(Dataset entries)
——————————

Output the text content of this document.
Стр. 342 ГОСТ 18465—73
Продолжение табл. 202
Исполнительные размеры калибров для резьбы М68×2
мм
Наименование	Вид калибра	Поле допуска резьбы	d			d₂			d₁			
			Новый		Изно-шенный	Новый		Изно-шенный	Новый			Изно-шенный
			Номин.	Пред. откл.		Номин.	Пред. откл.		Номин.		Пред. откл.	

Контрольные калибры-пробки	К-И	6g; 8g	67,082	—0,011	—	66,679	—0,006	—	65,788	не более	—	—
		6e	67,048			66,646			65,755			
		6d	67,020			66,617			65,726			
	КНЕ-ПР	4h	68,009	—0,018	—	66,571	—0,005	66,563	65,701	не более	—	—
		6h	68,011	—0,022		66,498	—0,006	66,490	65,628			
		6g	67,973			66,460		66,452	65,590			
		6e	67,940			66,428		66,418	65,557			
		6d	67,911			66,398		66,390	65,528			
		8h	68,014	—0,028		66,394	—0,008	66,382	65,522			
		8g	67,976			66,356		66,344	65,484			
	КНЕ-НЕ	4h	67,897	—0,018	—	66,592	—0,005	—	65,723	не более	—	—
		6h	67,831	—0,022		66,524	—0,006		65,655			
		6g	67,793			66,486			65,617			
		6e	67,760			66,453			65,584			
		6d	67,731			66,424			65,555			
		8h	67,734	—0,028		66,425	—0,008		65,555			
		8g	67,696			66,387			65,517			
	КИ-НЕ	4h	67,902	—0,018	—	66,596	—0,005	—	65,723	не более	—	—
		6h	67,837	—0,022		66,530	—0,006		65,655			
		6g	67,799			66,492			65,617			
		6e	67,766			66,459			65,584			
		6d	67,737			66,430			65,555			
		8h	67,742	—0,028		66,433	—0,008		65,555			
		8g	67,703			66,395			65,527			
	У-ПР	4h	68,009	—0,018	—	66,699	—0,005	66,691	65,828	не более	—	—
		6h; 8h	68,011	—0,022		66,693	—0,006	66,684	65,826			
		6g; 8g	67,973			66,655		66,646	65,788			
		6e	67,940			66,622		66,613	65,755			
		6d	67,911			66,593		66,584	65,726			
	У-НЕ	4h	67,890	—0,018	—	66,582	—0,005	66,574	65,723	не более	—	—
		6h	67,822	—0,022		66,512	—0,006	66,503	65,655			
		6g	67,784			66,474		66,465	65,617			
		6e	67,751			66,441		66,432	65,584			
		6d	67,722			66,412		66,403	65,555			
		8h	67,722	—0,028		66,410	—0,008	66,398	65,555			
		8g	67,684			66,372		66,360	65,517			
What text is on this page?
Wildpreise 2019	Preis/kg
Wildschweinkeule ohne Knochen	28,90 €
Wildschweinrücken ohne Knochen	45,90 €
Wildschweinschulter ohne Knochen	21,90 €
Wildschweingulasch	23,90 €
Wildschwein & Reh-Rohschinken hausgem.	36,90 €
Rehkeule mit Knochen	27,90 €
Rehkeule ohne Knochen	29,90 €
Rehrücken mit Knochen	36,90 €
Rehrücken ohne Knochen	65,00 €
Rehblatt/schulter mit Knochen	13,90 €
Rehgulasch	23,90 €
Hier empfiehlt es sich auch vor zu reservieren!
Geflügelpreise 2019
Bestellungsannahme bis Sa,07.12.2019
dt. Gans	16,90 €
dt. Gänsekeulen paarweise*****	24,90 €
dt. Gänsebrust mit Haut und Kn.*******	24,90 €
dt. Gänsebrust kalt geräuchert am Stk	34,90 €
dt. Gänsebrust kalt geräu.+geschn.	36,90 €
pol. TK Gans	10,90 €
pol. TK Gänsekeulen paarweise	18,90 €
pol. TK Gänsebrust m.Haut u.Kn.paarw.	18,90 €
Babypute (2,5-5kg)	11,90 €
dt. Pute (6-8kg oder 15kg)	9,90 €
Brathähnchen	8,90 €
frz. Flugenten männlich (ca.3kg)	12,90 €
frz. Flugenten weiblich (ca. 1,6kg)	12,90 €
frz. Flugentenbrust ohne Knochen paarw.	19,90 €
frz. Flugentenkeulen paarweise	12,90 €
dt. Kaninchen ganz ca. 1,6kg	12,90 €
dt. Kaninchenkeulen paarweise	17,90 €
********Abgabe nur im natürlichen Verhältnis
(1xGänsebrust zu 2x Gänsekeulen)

——————————

Description of the task: Collect each line containing the string "Rehkeule".

Final result:
Rehkeule mit Knochen	27,90 €
Rehkeule ohne Knochen	29,90 €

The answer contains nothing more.